# THE DATA start

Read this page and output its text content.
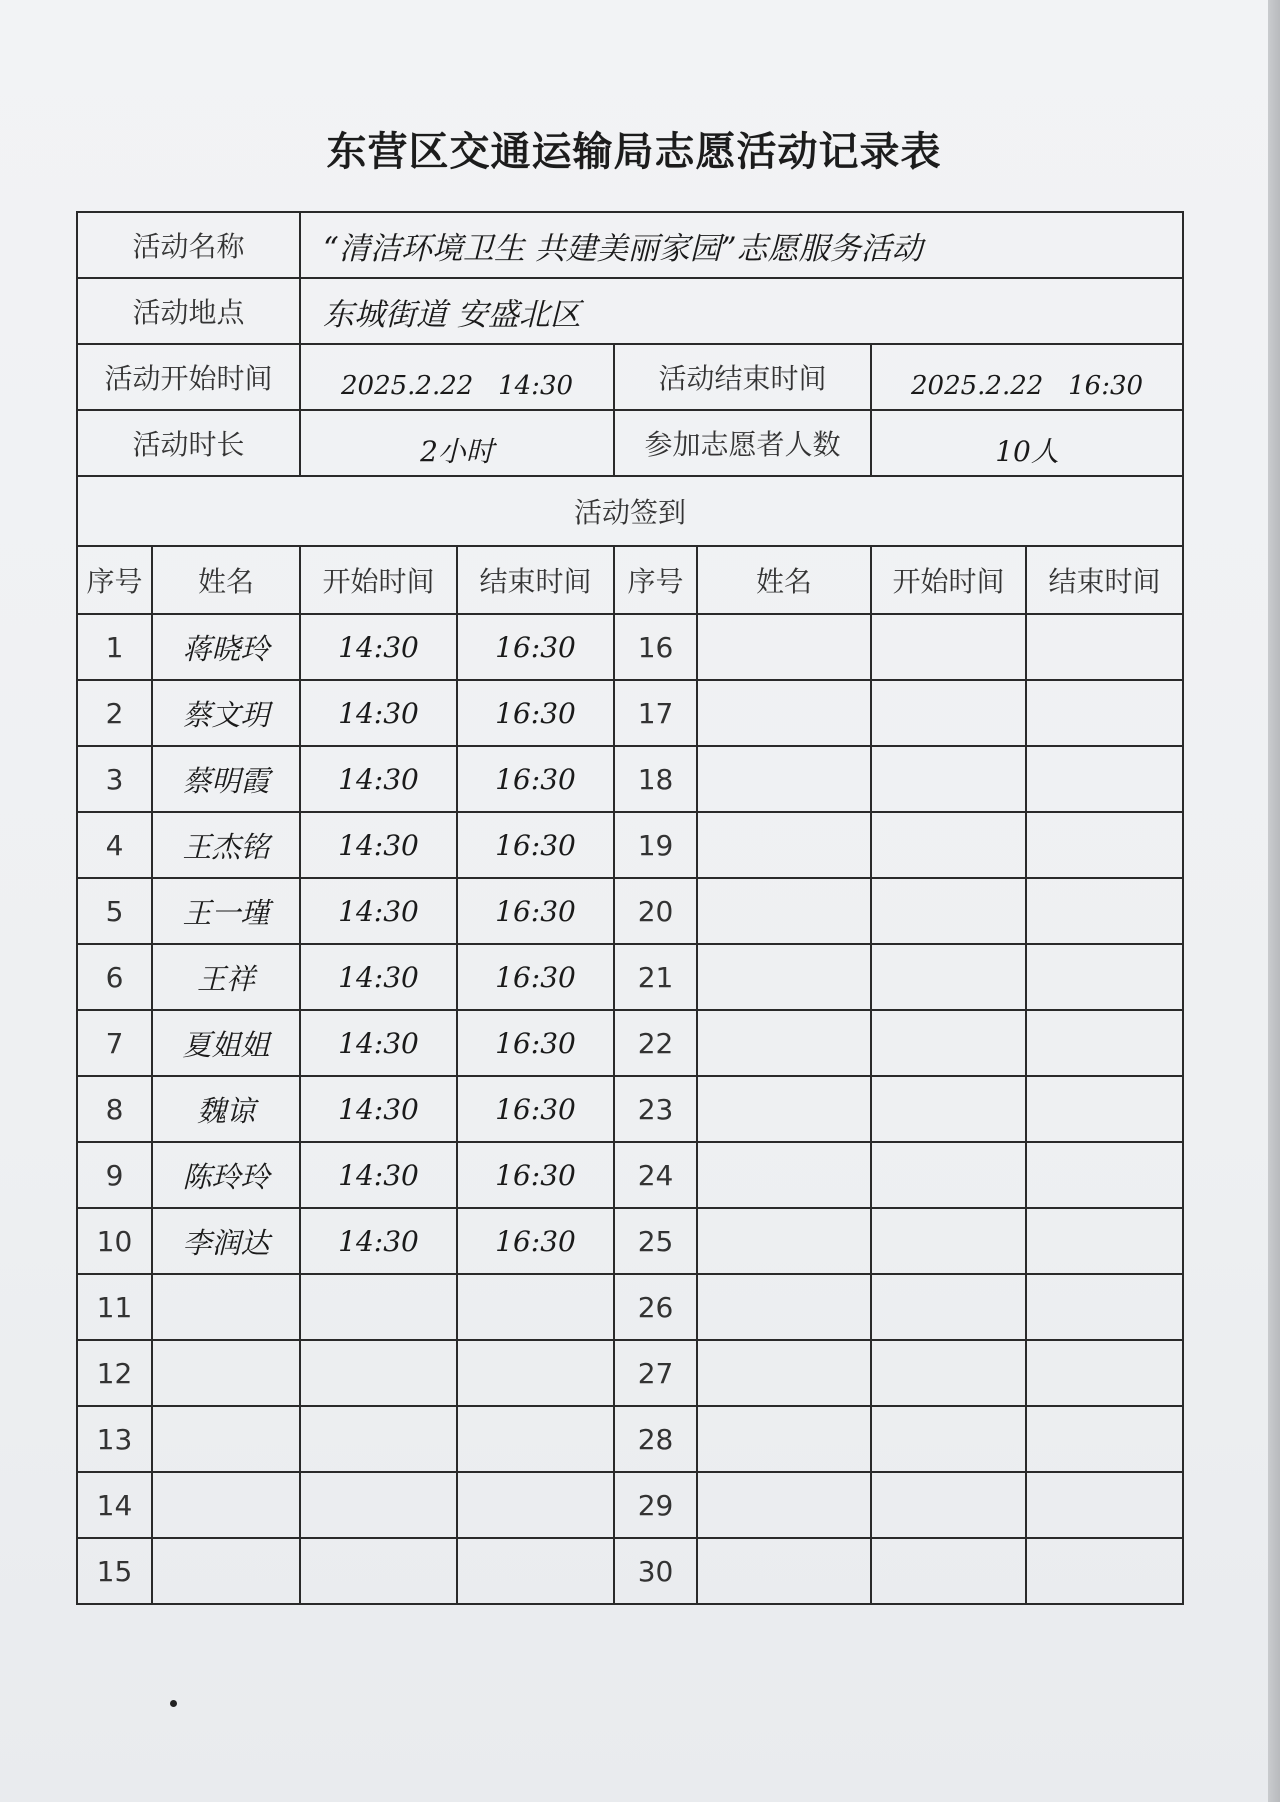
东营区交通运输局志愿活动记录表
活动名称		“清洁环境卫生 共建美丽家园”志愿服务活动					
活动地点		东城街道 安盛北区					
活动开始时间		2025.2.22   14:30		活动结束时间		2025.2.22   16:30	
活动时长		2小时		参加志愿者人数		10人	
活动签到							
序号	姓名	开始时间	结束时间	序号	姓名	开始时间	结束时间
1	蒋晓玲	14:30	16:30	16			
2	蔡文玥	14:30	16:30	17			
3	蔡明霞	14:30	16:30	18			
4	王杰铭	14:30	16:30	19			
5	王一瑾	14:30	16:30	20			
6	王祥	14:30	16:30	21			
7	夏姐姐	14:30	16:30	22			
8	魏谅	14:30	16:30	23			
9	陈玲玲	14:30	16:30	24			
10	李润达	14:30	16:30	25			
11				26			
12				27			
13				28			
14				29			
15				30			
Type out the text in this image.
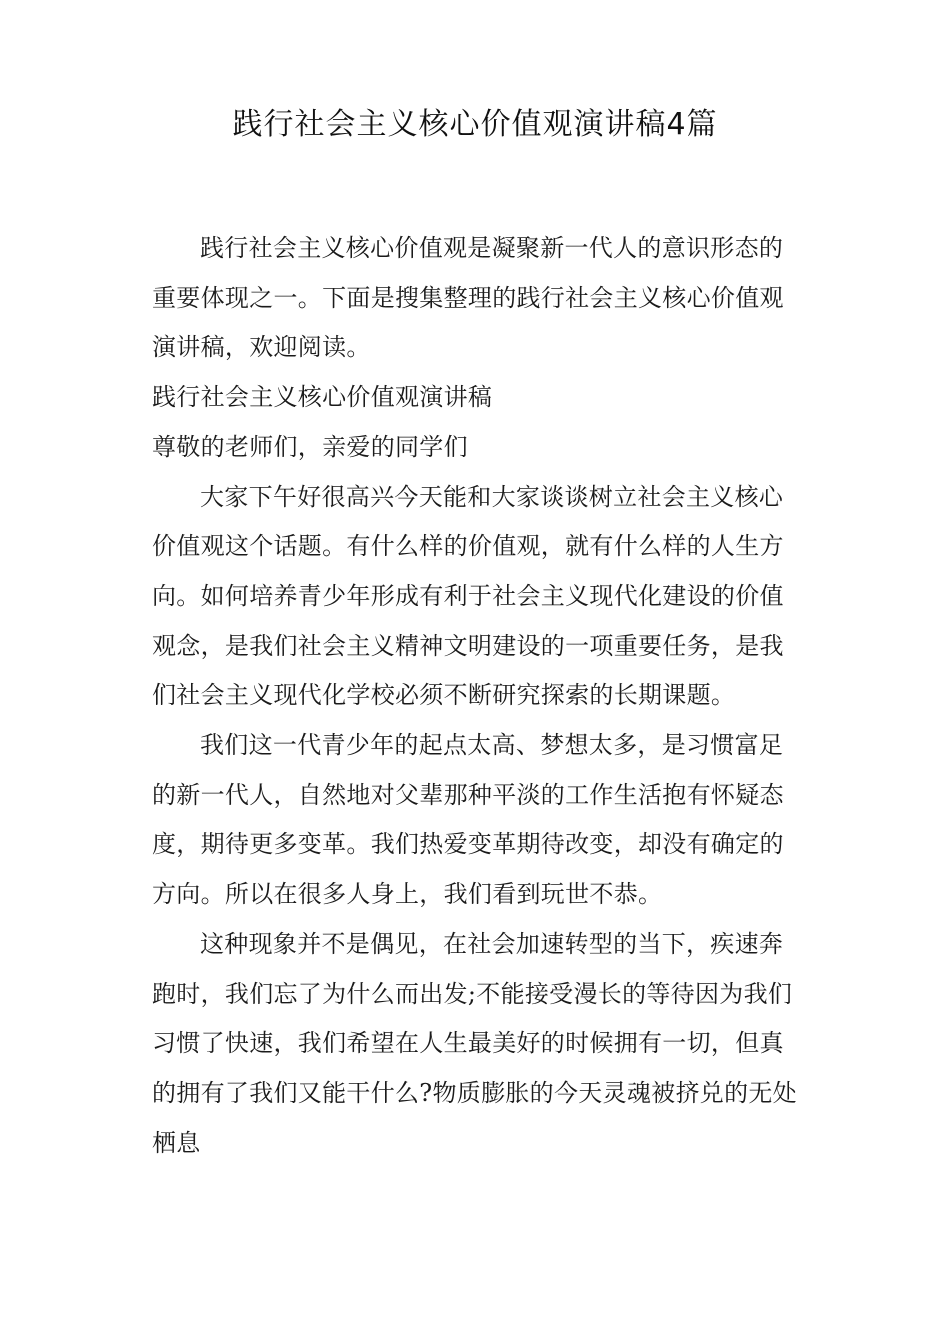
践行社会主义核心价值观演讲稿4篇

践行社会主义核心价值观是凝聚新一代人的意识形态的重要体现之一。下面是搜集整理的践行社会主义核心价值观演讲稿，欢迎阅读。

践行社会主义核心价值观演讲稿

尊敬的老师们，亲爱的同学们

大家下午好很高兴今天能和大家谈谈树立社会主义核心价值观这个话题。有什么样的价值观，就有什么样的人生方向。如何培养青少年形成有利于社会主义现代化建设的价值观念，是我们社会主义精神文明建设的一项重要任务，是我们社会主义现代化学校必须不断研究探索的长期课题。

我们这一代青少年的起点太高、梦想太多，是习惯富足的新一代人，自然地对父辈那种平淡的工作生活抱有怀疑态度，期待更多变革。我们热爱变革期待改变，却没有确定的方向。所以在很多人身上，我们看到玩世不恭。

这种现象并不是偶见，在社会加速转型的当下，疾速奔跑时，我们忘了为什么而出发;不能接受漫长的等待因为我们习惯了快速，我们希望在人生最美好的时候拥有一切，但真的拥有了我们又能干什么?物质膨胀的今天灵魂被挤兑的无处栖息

# THE DATA end

INSTRUCTIONS FOR THE TASK
Exactly the lines from the one with "Type out the text in this image." through the end of the listing above are to be repeated, with no pictures.

OUTPUT FOR THIS EXERCISE
Type out the text in this image.
践行社会主义核心价值观演讲稿4篇

践行社会主义核心价值观是凝聚新一代人的意识形态的重要体现之一。下面是搜集整理的践行社会主义核心价值观演讲稿，欢迎阅读。

践行社会主义核心价值观演讲稿

尊敬的老师们，亲爱的同学们

大家下午好很高兴今天能和大家谈谈树立社会主义核心价值观这个话题。有什么样的价值观，就有什么样的人生方向。如何培养青少年形成有利于社会主义现代化建设的价值观念，是我们社会主义精神文明建设的一项重要任务，是我们社会主义现代化学校必须不断研究探索的长期课题。

我们这一代青少年的起点太高、梦想太多，是习惯富足的新一代人，自然地对父辈那种平淡的工作生活抱有怀疑态度，期待更多变革。我们热爱变革期待改变，却没有确定的方向。所以在很多人身上，我们看到玩世不恭。

这种现象并不是偶见，在社会加速转型的当下，疾速奔跑时，我们忘了为什么而出发;不能接受漫长的等待因为我们习惯了快速，我们希望在人生最美好的时候拥有一切，但真的拥有了我们又能干什么?物质膨胀的今天灵魂被挤兑的无处栖息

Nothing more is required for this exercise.